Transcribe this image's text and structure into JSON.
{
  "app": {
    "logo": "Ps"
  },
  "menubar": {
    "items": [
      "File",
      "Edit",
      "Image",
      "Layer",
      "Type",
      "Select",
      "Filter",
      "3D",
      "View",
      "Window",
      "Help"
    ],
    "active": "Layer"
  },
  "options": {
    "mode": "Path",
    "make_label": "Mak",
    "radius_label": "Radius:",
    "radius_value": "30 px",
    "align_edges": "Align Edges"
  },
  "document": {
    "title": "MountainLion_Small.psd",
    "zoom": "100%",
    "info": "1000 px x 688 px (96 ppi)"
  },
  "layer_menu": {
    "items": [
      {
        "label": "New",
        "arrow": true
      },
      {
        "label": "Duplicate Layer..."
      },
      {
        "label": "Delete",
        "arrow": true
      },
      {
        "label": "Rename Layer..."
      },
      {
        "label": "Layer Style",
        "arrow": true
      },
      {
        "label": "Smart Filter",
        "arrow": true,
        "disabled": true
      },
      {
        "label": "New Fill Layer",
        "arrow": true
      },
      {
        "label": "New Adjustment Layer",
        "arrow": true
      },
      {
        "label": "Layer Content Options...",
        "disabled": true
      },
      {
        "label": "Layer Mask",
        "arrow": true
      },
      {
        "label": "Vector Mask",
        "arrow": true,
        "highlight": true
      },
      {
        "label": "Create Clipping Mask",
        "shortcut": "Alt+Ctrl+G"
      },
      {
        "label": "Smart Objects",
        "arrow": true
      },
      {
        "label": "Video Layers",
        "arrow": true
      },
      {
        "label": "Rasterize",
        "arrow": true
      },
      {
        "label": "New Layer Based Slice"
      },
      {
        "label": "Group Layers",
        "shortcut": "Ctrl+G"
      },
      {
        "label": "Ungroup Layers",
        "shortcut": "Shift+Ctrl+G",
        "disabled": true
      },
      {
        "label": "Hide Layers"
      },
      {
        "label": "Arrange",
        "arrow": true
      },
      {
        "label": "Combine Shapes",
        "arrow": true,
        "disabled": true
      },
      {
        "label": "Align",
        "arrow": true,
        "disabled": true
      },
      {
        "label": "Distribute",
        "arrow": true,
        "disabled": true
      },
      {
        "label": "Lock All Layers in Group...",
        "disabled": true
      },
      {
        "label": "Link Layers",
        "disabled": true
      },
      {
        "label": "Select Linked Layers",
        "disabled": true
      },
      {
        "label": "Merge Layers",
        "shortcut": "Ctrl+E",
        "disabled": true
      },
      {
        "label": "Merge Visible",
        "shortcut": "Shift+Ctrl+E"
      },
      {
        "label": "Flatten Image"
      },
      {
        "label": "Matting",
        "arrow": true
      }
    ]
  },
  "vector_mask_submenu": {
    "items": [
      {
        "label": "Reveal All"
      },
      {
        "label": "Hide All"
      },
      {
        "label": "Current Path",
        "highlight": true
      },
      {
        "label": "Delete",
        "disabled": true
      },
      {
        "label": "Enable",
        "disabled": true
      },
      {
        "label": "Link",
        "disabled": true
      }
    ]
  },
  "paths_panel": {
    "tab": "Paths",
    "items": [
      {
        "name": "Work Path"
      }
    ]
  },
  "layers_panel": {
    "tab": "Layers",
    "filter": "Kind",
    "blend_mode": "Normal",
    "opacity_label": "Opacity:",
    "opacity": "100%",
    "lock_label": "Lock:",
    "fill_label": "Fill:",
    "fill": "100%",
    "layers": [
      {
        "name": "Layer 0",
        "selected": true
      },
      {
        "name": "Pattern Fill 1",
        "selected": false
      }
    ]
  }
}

- REQUEST
Write out all records exactly, keeping every detail.

- RESULT BELOW
Transcribe this image's text and structure into JSON.
{
  "app": {
    "logo": "Ps"
  },
  "menubar": {
    "items": [
      "File",
      "Edit",
      "Image",
      "Layer",
      "Type",
      "Select",
      "Filter",
      "3D",
      "View",
      "Window",
      "Help"
    ],
    "active": "Layer"
  },
  "options": {
    "mode": "Path",
    "make_label": "Mak",
    "radius_label": "Radius:",
    "radius_value": "30 px",
    "align_edges": "Align Edges"
  },
  "document": {
    "title": "MountainLion_Small.psd",
    "zoom": "100%",
    "info": "1000 px x 688 px (96 ppi)"
  },
  "layer_menu": {
    "items": [
      {
        "label": "New",
        "arrow": true
      },
      {
        "label": "Duplicate Layer..."
      },
      {
        "label": "Delete",
        "arrow": true
      },
      {
        "label": "Rename Layer..."
      },
      {
        "label": "Layer Style",
        "arrow": true
      },
      {
        "label": "Smart Filter",
        "arrow": true,
        "disabled": true
      },
      {
        "label": "New Fill Layer",
        "arrow": true
      },
      {
        "label": "New Adjustment Layer",
        "arrow": true
      },
      {
        "label": "Layer Content Options...",
        "disabled": true
      },
      {
        "label": "Layer Mask",
        "arrow": true
      },
      {
        "label": "Vector Mask",
        "arrow": true,
        "highlight": true
      },
      {
        "label": "Create Clipping Mask",
        "shortcut": "Alt+Ctrl+G"
      },
      {
        "label": "Smart Objects",
        "arrow": true
      },
      {
        "label": "Video Layers",
        "arrow": true
      },
      {
        "label": "Rasterize",
        "arrow": true
      },
      {
        "label": "New Layer Based Slice"
      },
      {
        "label": "Group Layers",
        "shortcut": "Ctrl+G"
      },
      {
        "label": "Ungroup Layers",
        "shortcut": "Shift+Ctrl+G",
        "disabled": true
      },
      {
        "label": "Hide Layers"
      },
      {
        "label": "Arrange",
        "arrow": true
      },
      {
        "label": "Combine Shapes",
        "arrow": true,
        "disabled": true
      },
      {
        "label": "Align",
        "arrow": true,
        "disabled": true
      },
      {
        "label": "Distribute",
        "arrow": true,
        "disabled": true
      },
      {
        "label": "Lock All Layers in Group...",
        "disabled": true
      },
      {
        "label": "Link Layers",
        "disabled": true
      },
      {
        "label": "Select Linked Layers",
        "disabled": true
      },
      {
        "label": "Merge Layers",
        "shortcut": "Ctrl+E",
        "disabled": true
      },
      {
        "label": "Merge Visible",
        "shortcut": "Shift+Ctrl+E"
      },
      {
        "label": "Flatten Image"
      },
      {
        "label": "Matting",
        "arrow": true
      }
    ]
  },
  "vector_mask_submenu": {
    "items": [
      {
        "label": "Reveal All"
      },
      {
        "label": "Hide All"
      },
      {
        "label": "Current Path",
        "highlight": true
      },
      {
        "label": "Delete",
        "disabled": true
      },
      {
        "label": "Enable",
        "disabled": true
      },
      {
        "label": "Link",
        "disabled": true
      }
    ]
  },
  "paths_panel": {
    "tab": "Paths",
    "items": [
      {
        "name": "Work Path"
      }
    ]
  },
  "layers_panel": {
    "tab": "Layers",
    "filter": "Kind",
    "blend_mode": "Normal",
    "opacity_label": "Opacity:",
    "opacity": "100%",
    "lock_label": "Lock:",
    "fill_label": "Fill:",
    "fill": "100%",
    "layers": [
      {
        "name": "Layer 0",
        "selected": true
      },
      {
        "name": "Pattern Fill 1",
        "selected": false
      }
    ]
  }
}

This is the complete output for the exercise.